> _COMPITO ASSEGNATO_: Prosegui la cronaca della trasferta del Trento Berenice a Corigliano, scrivendo il seguito subito dopo la frase che termina con «il crollo.».

A Corigliano una disfatta senza precedenti
La trasferta contro il Corigliano si è trasformata in una disfatta clamorosa, poiché è venuta a galla la pochezza caratteriale del Trento Berenice.
Complimenti quindi al Corigliano, che da squadra attrezzata ha dato una lezione alla nostre ragazze, mostrando a coloro che non lo avevano capito che lo sport è fatto di tenacia e di determinazione.
Ultimamente sembra che tra il gruppo l'agonismo sia passato in secondo piano e il Trento, forse credutosi "arrivato", ha pensato bene di basarsi unicamente sul tocco di palla e sulla tattica di gioco.
Effettivamente la Berenice ha impostato la partita in maniera perfetta, 1-0 alla fine del primo tempo, 3-0 dopo pochi minuti della ripresa, ma quando tutto sembrava finito... il crollo.

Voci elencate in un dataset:
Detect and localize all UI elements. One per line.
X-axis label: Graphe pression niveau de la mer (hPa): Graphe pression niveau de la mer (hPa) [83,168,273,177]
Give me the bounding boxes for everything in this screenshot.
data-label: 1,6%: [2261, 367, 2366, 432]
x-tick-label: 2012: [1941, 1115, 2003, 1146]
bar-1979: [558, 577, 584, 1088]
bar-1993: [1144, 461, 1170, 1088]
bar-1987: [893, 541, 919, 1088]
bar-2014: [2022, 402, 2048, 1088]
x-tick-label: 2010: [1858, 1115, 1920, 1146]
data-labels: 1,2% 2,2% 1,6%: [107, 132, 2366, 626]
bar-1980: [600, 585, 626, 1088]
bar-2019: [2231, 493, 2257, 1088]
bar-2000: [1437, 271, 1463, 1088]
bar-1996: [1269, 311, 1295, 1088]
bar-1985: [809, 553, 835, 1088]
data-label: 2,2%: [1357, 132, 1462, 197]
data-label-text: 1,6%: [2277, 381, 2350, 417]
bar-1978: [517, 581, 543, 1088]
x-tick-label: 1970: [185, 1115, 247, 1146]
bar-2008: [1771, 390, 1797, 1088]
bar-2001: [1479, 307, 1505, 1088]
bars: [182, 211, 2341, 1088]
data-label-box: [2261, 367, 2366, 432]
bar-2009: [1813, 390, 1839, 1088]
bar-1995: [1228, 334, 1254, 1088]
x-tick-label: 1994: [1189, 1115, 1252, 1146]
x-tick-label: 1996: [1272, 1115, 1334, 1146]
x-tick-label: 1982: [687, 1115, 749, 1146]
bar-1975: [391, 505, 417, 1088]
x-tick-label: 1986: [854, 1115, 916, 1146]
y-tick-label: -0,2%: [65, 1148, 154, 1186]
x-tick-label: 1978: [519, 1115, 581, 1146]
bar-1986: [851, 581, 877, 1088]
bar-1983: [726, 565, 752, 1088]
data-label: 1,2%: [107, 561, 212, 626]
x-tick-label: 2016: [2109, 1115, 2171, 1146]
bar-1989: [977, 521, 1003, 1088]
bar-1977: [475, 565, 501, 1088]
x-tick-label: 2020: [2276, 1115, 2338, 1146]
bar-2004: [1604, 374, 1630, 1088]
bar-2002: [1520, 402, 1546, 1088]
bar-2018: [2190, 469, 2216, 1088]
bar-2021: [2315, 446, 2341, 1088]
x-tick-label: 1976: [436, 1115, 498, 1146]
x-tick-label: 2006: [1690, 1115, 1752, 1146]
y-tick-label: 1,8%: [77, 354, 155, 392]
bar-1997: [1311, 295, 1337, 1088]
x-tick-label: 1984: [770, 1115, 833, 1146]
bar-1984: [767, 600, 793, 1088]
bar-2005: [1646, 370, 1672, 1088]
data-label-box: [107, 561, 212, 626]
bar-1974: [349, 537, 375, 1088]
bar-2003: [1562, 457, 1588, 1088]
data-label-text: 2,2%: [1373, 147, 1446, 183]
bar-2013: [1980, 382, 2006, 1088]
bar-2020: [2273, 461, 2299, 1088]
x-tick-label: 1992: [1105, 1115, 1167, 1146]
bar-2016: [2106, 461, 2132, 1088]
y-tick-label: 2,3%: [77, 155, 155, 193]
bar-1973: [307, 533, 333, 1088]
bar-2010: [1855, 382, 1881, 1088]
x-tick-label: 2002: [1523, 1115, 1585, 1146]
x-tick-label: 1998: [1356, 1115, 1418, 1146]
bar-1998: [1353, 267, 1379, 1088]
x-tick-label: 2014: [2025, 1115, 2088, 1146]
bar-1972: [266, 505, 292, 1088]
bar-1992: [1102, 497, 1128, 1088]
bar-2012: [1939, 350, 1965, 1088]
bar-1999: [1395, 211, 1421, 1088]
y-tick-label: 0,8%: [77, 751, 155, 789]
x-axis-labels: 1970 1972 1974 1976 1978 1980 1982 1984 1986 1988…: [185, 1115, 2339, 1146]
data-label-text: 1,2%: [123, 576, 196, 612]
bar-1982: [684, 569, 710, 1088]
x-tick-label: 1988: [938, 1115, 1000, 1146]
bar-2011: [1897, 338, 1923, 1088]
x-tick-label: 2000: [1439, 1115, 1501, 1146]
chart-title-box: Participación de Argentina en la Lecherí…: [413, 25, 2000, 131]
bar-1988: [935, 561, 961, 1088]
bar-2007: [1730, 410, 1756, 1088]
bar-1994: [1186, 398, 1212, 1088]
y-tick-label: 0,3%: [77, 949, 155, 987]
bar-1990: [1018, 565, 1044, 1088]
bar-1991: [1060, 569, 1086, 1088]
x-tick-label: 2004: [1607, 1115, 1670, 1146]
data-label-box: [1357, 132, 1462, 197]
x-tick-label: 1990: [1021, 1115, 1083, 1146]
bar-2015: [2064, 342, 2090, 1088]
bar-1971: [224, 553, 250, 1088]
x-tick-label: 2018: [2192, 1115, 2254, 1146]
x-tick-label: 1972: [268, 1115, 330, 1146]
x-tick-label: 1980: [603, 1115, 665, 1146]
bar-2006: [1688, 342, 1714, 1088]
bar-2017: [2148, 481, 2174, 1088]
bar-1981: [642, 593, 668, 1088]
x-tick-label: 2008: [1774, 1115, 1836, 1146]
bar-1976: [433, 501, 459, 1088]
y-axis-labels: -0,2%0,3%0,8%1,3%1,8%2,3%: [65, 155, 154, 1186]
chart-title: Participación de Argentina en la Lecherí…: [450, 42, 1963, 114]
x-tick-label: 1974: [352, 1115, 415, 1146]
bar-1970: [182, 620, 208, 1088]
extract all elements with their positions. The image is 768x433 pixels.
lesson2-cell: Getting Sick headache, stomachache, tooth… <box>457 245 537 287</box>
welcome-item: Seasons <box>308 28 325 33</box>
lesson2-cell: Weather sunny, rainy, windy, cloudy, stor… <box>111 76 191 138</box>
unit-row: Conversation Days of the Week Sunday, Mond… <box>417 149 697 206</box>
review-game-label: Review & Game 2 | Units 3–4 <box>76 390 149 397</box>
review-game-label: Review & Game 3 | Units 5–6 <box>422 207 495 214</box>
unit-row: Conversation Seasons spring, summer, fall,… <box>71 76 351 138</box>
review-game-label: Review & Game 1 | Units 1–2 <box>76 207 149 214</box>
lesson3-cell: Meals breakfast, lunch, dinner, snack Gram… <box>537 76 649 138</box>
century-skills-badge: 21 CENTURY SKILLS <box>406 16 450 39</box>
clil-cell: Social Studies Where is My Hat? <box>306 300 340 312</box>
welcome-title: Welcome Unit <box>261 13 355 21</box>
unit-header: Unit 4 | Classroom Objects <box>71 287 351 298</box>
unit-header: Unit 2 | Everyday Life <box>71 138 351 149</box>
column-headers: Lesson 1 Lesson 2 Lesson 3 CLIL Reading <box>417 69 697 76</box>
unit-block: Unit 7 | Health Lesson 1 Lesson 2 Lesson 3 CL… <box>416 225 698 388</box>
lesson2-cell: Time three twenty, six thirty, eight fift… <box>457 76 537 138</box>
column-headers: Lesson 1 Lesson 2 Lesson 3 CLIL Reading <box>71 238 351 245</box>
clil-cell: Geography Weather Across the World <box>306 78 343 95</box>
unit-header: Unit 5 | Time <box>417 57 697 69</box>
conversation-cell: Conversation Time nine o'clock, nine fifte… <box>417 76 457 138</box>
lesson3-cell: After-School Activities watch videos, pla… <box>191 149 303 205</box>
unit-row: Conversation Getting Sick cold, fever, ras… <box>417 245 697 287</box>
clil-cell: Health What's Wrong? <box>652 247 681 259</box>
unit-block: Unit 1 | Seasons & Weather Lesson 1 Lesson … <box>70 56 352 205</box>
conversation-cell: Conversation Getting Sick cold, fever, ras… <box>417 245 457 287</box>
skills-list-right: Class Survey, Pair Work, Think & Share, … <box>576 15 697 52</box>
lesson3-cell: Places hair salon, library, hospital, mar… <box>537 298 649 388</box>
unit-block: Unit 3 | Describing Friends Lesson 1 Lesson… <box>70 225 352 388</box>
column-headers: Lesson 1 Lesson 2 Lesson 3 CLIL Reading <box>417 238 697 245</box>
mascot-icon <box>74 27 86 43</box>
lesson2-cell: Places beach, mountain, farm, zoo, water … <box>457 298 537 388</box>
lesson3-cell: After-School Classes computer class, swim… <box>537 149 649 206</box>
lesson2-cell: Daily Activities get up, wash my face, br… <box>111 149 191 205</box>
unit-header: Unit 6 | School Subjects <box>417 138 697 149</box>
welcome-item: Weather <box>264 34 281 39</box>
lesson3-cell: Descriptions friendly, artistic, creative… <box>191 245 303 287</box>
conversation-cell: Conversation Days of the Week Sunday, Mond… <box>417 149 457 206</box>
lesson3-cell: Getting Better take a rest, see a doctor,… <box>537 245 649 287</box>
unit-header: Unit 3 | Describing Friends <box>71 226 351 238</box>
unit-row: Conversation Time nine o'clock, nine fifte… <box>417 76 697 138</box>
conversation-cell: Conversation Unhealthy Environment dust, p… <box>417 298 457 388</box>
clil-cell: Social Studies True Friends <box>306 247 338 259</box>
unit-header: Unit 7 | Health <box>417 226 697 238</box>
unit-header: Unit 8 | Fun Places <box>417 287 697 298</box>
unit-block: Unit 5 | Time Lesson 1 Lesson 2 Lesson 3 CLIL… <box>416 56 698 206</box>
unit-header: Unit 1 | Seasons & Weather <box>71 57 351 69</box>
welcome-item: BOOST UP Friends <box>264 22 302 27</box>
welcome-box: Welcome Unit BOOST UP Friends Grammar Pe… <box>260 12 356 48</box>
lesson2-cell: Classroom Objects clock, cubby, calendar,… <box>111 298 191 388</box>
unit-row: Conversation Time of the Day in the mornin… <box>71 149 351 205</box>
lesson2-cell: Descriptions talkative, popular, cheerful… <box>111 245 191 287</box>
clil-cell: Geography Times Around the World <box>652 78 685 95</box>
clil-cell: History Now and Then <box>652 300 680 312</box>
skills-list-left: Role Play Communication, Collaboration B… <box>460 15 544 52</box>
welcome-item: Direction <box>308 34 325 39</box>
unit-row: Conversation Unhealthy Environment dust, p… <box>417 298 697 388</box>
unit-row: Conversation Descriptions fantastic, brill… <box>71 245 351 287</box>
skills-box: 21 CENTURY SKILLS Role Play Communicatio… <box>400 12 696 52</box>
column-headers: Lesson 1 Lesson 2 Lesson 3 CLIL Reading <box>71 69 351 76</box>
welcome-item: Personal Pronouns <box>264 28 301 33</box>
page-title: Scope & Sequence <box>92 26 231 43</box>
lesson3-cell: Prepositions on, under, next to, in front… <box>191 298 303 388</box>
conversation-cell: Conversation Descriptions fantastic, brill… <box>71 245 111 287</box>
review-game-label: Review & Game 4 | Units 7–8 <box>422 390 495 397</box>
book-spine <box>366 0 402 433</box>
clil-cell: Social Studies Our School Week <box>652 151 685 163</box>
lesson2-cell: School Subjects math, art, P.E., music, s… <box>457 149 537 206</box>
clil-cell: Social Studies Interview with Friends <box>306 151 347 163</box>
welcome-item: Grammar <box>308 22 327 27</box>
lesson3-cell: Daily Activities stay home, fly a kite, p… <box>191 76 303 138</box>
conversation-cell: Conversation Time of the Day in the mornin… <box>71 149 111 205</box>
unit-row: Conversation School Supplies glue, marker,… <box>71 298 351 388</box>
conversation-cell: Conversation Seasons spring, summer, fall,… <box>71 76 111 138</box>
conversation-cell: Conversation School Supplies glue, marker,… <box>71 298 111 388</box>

> _ESITO DEL COMPITO_:
Personalmente credo che questi momenti di pura follia calcistica abbiano origini profonde che partono dall'atteggiamento pre partita a quello successivo alla gara, dalle sedute di allenamento all'atteggiamento nei confronti di una sconfitta.
Il tutto si potrebbe racchiudere in una sola parola, "mentalità", che può essere vincente o naturalmente perdente e questa parola sta alle basi di qualsiasi attività competitiva.
La mentalità non è unicamente l'atteggiamento che si tiene durante l'incontro, ma un modo di vivere l'evento prima, durante e dopo.
La delusione è una componente essenziale di un dopo gara fallimentare che può dare i giusti stimoli per le successive competizioni e creare un atteggiamento autocritico indispensabile per gli atleti che vogliono arrivare.
Quando la delusione viene sostituita dalla volontà di dimenticare e dalla convinzione che ormai non si torna indietro, probabilmente autocritica e voglia di riscatto non possono essere attuate.
Nel calcio femminile purtroppo questi concetti faticano ad essere capiti e forse anche per questo motivo questa disciplina stenta a decollare.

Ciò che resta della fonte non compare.